=== What needs to be done ===
Retype the whole listing below, character for character.

──────────

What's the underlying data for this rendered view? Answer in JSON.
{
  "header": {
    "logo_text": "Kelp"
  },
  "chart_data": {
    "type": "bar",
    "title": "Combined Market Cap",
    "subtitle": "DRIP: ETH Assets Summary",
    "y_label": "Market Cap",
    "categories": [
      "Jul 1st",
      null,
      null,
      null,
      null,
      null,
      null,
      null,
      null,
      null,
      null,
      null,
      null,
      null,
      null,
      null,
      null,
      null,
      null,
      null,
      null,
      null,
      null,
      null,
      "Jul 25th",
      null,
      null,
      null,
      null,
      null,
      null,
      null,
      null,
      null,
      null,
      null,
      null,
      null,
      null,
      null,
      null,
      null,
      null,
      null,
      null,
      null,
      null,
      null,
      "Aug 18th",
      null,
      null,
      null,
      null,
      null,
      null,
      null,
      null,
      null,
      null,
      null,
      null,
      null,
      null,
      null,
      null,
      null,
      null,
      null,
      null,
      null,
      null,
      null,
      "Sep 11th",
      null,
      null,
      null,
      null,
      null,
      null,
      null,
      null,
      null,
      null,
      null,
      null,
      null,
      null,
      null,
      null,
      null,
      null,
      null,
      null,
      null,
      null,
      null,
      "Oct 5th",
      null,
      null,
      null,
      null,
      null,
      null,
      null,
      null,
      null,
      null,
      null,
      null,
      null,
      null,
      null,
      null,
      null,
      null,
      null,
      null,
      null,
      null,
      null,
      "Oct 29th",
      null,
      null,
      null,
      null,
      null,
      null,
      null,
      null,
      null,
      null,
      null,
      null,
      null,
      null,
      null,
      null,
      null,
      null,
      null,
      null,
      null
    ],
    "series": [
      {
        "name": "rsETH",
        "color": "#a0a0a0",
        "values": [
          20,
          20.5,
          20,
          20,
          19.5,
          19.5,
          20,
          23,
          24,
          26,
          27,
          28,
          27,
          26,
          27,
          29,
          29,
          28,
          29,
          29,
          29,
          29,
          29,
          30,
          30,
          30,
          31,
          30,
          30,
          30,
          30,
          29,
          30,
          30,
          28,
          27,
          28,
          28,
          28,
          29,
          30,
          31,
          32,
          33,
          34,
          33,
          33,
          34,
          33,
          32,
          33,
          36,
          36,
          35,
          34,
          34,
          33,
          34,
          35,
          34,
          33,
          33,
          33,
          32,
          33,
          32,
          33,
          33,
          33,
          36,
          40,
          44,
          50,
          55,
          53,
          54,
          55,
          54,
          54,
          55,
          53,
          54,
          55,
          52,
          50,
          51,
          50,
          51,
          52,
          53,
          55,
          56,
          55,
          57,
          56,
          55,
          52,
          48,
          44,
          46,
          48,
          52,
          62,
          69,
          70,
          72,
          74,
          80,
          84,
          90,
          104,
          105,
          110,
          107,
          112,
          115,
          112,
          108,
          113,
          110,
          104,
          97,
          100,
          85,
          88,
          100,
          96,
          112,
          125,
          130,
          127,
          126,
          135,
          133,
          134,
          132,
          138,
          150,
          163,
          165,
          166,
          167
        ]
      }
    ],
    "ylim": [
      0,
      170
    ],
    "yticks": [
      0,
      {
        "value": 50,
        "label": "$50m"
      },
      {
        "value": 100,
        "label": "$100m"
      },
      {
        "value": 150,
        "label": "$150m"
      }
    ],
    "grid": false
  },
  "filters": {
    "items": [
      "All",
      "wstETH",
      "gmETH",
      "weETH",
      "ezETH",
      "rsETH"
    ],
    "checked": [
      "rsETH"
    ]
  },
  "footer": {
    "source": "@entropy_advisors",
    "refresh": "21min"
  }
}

──────────

=== Answer to this exercise ===
What's the underlying data for this rendered view? Answer in JSON.
{
  "header": {
    "logo_text": "Kelp"
  },
  "chart_data": {
    "type": "bar",
    "title": "Combined Market Cap",
    "subtitle": "DRIP: ETH Assets Summary",
    "y_label": "Market Cap",
    "categories": [
      "Jul 1st",
      null,
      null,
      null,
      null,
      null,
      null,
      null,
      null,
      null,
      null,
      null,
      null,
      null,
      null,
      null,
      null,
      null,
      null,
      null,
      null,
      null,
      null,
      null,
      "Jul 25th",
      null,
      null,
      null,
      null,
      null,
      null,
      null,
      null,
      null,
      null,
      null,
      null,
      null,
      null,
      null,
      null,
      null,
      null,
      null,
      null,
      null,
      null,
      null,
      "Aug 18th",
      null,
      null,
      null,
      null,
      null,
      null,
      null,
      null,
      null,
      null,
      null,
      null,
      null,
      null,
      null,
      null,
      null,
      null,
      null,
      null,
      null,
      null,
      null,
      "Sep 11th",
      null,
      null,
      null,
      null,
      null,
      null,
      null,
      null,
      null,
      null,
      null,
      null,
      null,
      null,
      null,
      null,
      null,
      null,
      null,
      null,
      null,
      null,
      null,
      "Oct 5th",
      null,
      null,
      null,
      null,
      null,
      null,
      null,
      null,
      null,
      null,
      null,
      null,
      null,
      null,
      null,
      null,
      null,
      null,
      null,
      null,
      null,
      null,
      null,
      "Oct 29th",
      null,
      null,
      null,
      null,
      null,
      null,
      null,
      null,
      null,
      null,
      null,
      null,
      null,
      null,
      null,
      null,
      null,
      null,
      null,
      null,
      null
    ],
    "series": [
      {
        "name": "rsETH",
        "color": "#a0a0a0",
        "values": [
          20,
          20.5,
          20,
          20,
          19.5,
          19.5,
          20,
          23,
          24,
          26,
          27,
          28,
          27,
          26,
          27,
          29,
          29,
          28,
          29,
          29,
          29,
          29,
          29,
          30,
          30,
          30,
          31,
          30,
          30,
          30,
          30,
          29,
          30,
          30,
          28,
          27,
          28,
          28,
          28,
          29,
          30,
          31,
          32,
          33,
          34,
          33,
          33,
          34,
          33,
          32,
          33,
          36,
          36,
          35,
          34,
          34,
          33,
          34,
          35,
          34,
          33,
          33,
          33,
          32,
          33,
          32,
          33,
          33,
          33,
          36,
          40,
          44,
          50,
          55,
          53,
          54,
          55,
          54,
          54,
          55,
          53,
          54,
          55,
          52,
          50,
          51,
          50,
          51,
          52,
          53,
          55,
          56,
          55,
          57,
          56,
          55,
          52,
          48,
          44,
          46,
          48,
          52,
          62,
          69,
          70,
          72,
          74,
          80,
          84,
          90,
          104,
          105,
          110,
          107,
          112,
          115,
          112,
          108,
          113,
          110,
          104,
          97,
          100,
          85,
          88,
          100,
          96,
          112,
          125,
          130,
          127,
          126,
          135,
          133,
          134,
          132,
          138,
          150,
          163,
          165,
          166,
          167
        ]
      }
    ],
    "ylim": [
      0,
      170
    ],
    "yticks": [
      0,
      {
        "value": 50,
        "label": "$50m"
      },
      {
        "value": 100,
        "label": "$100m"
      },
      {
        "value": 150,
        "label": "$150m"
      }
    ],
    "grid": false
  },
  "filters": {
    "items": [
      "All",
      "wstETH",
      "gmETH",
      "weETH",
      "ezETH",
      "rsETH"
    ],
    "checked": [
      "rsETH"
    ]
  },
  "footer": {
    "source": "@entropy_advisors",
    "refresh": "21min"
  }
}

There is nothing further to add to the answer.